Work to be completed:
Search the records below for the word "source" and show every line where it occurs.

....................

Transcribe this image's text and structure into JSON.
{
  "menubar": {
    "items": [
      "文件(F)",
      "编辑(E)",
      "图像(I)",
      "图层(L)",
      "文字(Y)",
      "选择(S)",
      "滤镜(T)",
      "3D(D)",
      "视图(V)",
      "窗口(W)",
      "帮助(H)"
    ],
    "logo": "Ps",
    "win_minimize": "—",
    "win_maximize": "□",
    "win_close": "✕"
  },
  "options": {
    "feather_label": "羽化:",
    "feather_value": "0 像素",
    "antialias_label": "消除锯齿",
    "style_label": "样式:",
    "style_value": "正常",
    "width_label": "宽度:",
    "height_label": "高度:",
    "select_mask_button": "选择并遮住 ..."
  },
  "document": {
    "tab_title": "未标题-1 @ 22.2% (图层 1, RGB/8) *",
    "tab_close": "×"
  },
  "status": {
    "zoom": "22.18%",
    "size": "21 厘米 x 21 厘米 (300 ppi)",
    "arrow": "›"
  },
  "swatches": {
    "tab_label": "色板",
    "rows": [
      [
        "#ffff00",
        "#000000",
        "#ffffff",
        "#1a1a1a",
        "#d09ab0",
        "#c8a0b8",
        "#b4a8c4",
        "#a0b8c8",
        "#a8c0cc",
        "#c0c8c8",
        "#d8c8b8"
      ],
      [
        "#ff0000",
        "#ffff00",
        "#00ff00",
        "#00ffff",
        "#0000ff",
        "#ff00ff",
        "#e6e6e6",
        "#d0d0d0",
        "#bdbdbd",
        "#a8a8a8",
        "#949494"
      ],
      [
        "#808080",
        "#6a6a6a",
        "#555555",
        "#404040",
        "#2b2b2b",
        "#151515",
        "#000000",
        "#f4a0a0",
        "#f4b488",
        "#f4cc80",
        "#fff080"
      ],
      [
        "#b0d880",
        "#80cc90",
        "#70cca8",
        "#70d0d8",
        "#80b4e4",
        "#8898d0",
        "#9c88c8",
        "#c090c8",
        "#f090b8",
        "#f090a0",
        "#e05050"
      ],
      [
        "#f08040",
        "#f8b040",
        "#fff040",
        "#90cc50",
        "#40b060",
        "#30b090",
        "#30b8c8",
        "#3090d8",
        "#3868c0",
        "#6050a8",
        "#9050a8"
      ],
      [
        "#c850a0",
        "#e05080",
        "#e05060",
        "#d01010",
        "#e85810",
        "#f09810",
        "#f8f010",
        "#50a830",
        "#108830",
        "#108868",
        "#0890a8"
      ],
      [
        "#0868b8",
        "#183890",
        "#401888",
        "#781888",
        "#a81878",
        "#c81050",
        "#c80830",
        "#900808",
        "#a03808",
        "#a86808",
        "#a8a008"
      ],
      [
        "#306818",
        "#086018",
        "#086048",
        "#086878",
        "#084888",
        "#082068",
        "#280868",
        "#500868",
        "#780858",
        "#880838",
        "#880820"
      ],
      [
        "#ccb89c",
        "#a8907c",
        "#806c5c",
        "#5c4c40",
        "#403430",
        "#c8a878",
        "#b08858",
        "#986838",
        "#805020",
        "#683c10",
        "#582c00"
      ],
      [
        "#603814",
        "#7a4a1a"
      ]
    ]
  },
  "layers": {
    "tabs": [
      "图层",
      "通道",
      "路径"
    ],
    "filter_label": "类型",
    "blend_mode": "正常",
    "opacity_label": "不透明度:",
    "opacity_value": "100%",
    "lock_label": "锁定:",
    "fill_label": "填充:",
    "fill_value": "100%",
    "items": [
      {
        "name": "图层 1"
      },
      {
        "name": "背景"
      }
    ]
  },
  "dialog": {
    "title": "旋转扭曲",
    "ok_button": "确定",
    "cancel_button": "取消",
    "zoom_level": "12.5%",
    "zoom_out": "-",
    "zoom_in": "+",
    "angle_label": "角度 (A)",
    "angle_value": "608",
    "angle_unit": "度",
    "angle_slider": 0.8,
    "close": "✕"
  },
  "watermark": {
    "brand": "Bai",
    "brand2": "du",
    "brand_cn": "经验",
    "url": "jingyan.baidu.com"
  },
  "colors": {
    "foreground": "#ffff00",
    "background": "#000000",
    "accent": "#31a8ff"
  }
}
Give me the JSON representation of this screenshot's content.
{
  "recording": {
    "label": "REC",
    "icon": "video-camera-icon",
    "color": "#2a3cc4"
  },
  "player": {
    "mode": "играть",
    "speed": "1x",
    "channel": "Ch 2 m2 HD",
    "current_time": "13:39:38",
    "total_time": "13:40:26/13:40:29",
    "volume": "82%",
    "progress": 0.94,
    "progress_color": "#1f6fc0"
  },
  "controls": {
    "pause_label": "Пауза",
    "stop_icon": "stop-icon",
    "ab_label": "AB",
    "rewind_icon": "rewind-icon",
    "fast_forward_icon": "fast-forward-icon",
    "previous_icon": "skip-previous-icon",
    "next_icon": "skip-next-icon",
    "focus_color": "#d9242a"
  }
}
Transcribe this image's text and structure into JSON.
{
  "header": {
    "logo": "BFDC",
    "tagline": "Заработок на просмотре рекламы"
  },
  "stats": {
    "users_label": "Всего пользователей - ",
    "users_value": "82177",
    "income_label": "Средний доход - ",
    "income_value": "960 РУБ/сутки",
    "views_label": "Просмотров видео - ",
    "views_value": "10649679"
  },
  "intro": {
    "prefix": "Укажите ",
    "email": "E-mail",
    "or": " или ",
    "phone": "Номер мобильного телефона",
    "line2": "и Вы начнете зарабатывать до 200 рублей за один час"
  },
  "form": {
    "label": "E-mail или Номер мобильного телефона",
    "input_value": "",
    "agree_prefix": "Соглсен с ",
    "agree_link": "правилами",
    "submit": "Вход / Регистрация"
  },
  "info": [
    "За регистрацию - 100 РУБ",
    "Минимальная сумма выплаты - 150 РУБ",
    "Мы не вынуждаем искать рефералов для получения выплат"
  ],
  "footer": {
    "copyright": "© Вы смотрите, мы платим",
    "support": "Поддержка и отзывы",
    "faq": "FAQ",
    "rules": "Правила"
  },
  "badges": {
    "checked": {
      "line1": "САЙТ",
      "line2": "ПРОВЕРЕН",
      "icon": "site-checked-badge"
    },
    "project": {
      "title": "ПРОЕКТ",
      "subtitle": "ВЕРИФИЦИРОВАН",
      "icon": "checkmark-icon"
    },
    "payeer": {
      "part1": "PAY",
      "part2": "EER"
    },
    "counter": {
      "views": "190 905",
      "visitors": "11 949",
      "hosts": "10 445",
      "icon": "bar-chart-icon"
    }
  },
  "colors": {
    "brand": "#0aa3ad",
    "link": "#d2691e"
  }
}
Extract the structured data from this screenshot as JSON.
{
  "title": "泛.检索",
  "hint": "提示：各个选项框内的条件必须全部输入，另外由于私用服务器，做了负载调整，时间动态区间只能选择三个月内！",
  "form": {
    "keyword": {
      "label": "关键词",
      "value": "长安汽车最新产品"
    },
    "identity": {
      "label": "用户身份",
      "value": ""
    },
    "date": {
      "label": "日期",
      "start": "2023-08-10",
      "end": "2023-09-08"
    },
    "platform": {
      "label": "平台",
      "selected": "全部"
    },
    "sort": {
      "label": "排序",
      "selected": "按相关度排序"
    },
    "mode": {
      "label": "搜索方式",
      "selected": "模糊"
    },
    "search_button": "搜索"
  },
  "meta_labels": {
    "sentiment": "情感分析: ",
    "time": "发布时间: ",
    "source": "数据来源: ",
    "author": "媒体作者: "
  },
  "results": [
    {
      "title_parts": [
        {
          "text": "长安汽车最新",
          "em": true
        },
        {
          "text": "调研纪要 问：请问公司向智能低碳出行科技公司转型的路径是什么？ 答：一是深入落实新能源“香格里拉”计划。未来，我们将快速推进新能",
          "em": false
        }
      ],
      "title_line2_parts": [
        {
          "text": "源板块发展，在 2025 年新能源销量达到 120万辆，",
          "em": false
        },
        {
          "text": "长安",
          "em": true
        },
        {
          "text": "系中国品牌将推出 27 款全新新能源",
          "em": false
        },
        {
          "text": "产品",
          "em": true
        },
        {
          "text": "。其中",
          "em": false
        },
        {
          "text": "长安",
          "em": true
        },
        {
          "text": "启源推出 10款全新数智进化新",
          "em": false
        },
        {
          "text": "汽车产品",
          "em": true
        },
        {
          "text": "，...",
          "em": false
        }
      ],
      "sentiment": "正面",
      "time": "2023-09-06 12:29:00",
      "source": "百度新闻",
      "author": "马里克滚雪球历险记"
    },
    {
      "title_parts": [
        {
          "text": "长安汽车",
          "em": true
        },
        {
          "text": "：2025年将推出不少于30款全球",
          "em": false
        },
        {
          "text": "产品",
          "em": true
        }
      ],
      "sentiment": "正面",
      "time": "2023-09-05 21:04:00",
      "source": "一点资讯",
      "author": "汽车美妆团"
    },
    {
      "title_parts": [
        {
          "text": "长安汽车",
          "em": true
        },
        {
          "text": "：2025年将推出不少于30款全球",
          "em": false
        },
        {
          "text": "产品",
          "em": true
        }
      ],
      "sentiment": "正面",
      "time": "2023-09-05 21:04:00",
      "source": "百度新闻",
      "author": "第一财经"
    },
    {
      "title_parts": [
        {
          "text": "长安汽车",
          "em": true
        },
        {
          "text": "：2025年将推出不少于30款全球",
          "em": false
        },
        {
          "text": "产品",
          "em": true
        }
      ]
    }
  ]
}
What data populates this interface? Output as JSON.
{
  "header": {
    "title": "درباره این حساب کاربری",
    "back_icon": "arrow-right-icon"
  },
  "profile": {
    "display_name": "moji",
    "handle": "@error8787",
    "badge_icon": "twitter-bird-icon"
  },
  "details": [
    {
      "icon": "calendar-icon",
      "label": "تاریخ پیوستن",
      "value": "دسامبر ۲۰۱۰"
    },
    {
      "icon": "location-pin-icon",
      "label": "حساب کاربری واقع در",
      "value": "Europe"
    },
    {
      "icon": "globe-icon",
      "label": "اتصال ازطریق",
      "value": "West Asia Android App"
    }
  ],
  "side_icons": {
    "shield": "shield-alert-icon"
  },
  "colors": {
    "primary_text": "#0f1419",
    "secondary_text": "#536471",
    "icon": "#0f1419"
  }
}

....................

Complete output:
    "source": "数据来源: ",
      "source": "百度新闻",
      "source": "一点资讯",
      "source": "百度新闻",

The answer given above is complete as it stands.